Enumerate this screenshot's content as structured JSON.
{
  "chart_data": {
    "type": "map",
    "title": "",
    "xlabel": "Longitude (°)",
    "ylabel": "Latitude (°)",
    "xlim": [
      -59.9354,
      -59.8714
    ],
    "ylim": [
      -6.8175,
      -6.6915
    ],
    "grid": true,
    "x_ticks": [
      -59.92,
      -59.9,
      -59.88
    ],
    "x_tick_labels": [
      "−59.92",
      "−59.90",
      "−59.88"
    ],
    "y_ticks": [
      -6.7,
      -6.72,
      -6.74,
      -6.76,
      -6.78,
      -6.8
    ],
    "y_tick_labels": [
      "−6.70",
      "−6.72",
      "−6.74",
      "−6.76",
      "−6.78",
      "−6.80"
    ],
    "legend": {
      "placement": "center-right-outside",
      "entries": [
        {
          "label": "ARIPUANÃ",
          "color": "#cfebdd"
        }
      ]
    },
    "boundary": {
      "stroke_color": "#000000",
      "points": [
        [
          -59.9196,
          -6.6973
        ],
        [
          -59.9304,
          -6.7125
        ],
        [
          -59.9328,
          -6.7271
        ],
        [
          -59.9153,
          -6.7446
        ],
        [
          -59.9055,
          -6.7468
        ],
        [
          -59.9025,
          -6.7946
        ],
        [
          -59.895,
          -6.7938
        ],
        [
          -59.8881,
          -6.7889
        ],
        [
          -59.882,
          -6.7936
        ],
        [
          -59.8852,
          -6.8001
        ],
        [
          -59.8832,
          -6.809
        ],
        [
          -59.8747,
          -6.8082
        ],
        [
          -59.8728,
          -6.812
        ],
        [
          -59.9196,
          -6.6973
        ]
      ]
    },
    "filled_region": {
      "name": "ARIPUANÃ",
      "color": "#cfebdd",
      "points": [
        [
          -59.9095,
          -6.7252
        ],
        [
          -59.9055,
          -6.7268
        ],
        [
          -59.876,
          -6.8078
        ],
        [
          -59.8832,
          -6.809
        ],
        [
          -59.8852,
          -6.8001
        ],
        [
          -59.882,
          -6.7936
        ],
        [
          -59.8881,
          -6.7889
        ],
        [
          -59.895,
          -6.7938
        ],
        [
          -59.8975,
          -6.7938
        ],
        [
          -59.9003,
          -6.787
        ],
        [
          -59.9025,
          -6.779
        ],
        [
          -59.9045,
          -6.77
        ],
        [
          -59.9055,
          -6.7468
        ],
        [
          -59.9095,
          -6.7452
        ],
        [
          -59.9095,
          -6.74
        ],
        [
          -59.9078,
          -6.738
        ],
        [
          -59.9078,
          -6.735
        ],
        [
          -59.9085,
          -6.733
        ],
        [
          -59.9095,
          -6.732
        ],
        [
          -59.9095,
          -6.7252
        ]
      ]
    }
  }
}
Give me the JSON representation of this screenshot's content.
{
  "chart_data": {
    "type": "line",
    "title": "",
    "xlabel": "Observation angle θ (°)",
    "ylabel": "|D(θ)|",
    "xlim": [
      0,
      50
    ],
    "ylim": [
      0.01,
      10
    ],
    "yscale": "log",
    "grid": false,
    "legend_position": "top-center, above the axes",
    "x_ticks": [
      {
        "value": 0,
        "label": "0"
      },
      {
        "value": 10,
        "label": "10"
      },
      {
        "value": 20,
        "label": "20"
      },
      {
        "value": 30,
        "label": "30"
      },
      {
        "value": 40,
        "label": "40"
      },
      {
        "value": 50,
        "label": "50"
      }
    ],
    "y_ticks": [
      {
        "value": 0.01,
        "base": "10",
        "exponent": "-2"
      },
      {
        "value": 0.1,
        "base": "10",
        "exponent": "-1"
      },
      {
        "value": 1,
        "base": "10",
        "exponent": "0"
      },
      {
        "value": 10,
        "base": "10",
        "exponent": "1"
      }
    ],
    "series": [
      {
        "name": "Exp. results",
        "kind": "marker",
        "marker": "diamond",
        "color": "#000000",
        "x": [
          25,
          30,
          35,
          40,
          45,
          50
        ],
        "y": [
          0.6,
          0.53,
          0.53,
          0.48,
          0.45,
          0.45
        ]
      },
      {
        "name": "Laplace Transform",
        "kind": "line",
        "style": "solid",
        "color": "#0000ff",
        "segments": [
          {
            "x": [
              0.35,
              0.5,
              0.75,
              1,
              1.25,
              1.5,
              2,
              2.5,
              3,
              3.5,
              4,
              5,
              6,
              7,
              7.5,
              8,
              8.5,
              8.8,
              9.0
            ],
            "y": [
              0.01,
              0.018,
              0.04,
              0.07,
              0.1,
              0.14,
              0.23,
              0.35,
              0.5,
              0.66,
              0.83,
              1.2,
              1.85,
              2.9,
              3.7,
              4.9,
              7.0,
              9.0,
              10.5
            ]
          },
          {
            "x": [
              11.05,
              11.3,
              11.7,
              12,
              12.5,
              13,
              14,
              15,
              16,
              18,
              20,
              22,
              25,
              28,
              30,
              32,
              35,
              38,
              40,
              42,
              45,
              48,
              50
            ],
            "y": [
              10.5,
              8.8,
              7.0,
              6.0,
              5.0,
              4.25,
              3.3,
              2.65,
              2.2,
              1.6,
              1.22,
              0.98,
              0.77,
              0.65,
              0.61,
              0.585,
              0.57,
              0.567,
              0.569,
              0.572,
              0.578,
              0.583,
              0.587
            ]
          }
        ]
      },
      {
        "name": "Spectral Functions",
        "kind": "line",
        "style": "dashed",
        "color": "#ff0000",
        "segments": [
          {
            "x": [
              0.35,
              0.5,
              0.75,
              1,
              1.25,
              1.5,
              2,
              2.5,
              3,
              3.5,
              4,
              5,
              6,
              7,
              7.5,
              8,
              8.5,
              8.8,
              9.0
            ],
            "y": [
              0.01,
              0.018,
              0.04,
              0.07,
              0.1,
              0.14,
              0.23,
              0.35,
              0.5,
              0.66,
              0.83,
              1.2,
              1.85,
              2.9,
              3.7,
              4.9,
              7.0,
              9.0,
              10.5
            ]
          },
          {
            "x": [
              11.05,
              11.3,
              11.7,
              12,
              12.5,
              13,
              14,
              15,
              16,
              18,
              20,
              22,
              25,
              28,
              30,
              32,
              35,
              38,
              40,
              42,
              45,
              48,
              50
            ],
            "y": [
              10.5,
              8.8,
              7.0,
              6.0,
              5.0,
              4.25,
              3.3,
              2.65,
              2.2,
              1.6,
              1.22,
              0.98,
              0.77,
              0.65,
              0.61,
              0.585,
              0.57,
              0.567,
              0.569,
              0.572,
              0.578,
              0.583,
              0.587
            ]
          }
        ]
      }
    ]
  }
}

------------------------------------------------------------

## Brief
Check each line above for the string "screenshot" and show the ones that have it.

## Reply
Enumerate this screenshot's content as structured JSON.
Give me the JSON representation of this screenshot's content.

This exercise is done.